-- TASK INPUTS --

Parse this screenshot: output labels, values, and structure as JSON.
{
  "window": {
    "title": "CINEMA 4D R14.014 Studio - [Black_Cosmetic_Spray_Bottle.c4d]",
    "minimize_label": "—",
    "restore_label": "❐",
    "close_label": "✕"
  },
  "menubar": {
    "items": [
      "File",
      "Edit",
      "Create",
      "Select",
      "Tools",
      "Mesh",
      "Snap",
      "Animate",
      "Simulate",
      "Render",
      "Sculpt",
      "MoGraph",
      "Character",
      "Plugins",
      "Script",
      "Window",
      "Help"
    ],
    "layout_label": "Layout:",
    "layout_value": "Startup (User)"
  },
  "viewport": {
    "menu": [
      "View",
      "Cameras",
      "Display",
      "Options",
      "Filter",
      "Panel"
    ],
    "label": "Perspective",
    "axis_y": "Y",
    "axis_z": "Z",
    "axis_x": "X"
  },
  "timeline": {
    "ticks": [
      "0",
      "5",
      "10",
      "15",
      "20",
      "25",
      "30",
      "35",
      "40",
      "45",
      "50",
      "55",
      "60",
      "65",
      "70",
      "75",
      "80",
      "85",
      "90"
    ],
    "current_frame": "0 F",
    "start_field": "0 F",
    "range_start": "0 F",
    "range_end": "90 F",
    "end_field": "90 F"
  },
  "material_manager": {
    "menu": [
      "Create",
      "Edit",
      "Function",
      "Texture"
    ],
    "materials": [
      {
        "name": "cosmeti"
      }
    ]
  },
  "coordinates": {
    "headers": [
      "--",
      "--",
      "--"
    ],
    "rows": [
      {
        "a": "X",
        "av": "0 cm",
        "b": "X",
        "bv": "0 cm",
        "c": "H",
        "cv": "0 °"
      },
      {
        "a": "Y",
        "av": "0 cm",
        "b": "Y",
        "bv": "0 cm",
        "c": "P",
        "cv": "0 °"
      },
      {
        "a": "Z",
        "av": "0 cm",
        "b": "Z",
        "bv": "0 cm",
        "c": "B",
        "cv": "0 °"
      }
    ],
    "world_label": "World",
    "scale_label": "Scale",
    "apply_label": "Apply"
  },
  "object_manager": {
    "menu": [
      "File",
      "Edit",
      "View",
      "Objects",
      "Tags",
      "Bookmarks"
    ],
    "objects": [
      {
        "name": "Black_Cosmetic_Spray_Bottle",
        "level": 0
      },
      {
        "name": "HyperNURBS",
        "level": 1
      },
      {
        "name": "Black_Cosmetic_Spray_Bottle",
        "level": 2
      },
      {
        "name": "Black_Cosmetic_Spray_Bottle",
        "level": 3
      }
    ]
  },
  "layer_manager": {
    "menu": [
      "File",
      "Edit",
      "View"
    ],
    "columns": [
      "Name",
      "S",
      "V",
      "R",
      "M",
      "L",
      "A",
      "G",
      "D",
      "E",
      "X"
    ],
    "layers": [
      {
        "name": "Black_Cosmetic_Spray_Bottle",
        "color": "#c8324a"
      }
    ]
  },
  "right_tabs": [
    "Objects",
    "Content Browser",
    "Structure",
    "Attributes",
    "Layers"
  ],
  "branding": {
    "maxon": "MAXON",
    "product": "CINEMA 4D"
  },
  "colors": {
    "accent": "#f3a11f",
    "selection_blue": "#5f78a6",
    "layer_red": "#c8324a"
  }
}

-- EXERCISE DIRECTIONS --
Answer with one number: how many lines in the listing hold "CINEMA".

-- RESULT OF THE EXERCISE --
2